• Materials provided:
______

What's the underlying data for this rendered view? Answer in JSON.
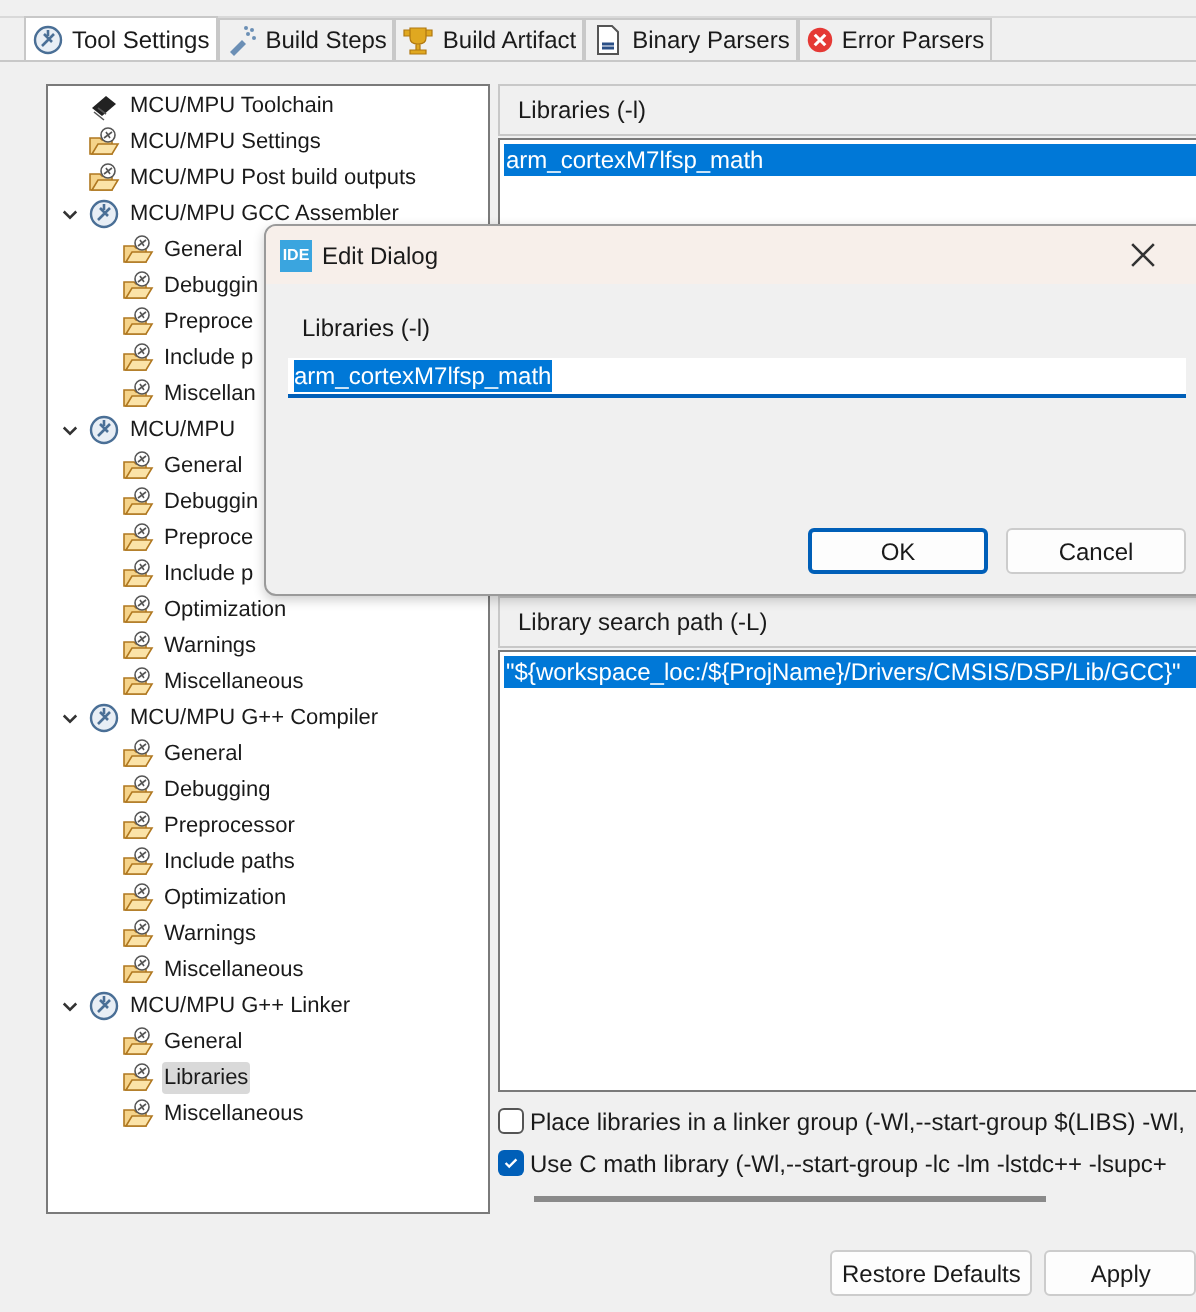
{
  "tabs": [
    {
      "label": "Tool Settings",
      "kind": "gear",
      "selected": true
    },
    {
      "label": "Build Steps",
      "kind": "steps",
      "selected": false
    },
    {
      "label": "Build Artifact",
      "kind": "trophy",
      "selected": false
    },
    {
      "label": "Binary Parsers",
      "kind": "binary",
      "selected": false
    },
    {
      "label": "Error Parsers",
      "kind": "error",
      "selected": false
    }
  ],
  "tree": [
    {
      "label": "MCU/MPU Toolchain",
      "kind": "chip",
      "selected": false
    },
    {
      "label": "MCU/MPU Settings",
      "kind": "folder",
      "selected": false
    },
    {
      "label": "MCU/MPU Post build outputs",
      "kind": "folder",
      "selected": false
    },
    {
      "label": "MCU/MPU GCC Assembler",
      "kind": "tool",
      "expanded": true,
      "selected": false,
      "children": [
        {
          "label": "General",
          "kind": "folder",
          "selected": false
        },
        {
          "label": "Debuggin",
          "kind": "folder",
          "selected": false
        },
        {
          "label": "Preproce",
          "kind": "folder",
          "selected": false
        },
        {
          "label": "Include p",
          "kind": "folder",
          "selected": false
        },
        {
          "label": "Miscellan",
          "kind": "folder",
          "selected": false
        }
      ]
    },
    {
      "label": "MCU/MPU",
      "kind": "tool",
      "expanded": true,
      "selected": false,
      "children": [
        {
          "label": "General",
          "kind": "folder",
          "selected": false
        },
        {
          "label": "Debuggin",
          "kind": "folder",
          "selected": false
        },
        {
          "label": "Preproce",
          "kind": "folder",
          "selected": false
        },
        {
          "label": "Include p",
          "kind": "folder",
          "selected": false
        },
        {
          "label": "Optimization",
          "kind": "folder",
          "selected": false
        },
        {
          "label": "Warnings",
          "kind": "folder",
          "selected": false
        },
        {
          "label": "Miscellaneous",
          "kind": "folder",
          "selected": false
        }
      ]
    },
    {
      "label": "MCU/MPU G++ Compiler",
      "kind": "tool",
      "expanded": true,
      "selected": false,
      "children": [
        {
          "label": "General",
          "kind": "folder",
          "selected": false
        },
        {
          "label": "Debugging",
          "kind": "folder",
          "selected": false
        },
        {
          "label": "Preprocessor",
          "kind": "folder",
          "selected": false
        },
        {
          "label": "Include paths",
          "kind": "folder",
          "selected": false
        },
        {
          "label": "Optimization",
          "kind": "folder",
          "selected": false
        },
        {
          "label": "Warnings",
          "kind": "folder",
          "selected": false
        },
        {
          "label": "Miscellaneous",
          "kind": "folder",
          "selected": false
        }
      ]
    },
    {
      "label": "MCU/MPU G++ Linker",
      "kind": "tool",
      "expanded": true,
      "selected": false,
      "children": [
        {
          "label": "General",
          "kind": "folder",
          "selected": false
        },
        {
          "label": "Libraries",
          "kind": "folder",
          "selected": true
        },
        {
          "label": "Miscellaneous",
          "kind": "folder",
          "selected": false
        }
      ]
    }
  ],
  "libraries": {
    "title": "Libraries (-l)",
    "items": [
      {
        "label": "arm_cortexM7lfsp_math",
        "selected": true
      }
    ]
  },
  "library_search_path": {
    "title": "Library search path (-L)",
    "items": [
      {
        "label": "\"${workspace_loc:/${ProjName}/Drivers/CMSIS/DSP/Lib/GCC}\"",
        "selected": true
      }
    ]
  },
  "options": [
    {
      "label": "Place libraries in a linker group (-Wl,--start-group $(LIBS) -Wl,",
      "checked": false
    },
    {
      "label": "Use C math library (-Wl,--start-group -lc -lm -lstdc++ -lsupc+",
      "checked": true
    }
  ],
  "buttons": [
    "Restore Defaults",
    "Apply"
  ],
  "dialog": {
    "title": "Edit Dialog",
    "logo": "IDE",
    "field_label": "Libraries (-l)",
    "value": "arm_cortexM7lfsp_math",
    "buttons": [
      {
        "label": "OK",
        "default": true
      },
      {
        "label": "Cancel",
        "default": false
      }
    ]
  }
}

______

• Instruction:
Tell how many lines above contain the word "start". Give the number alone.

• Solution to this task:
2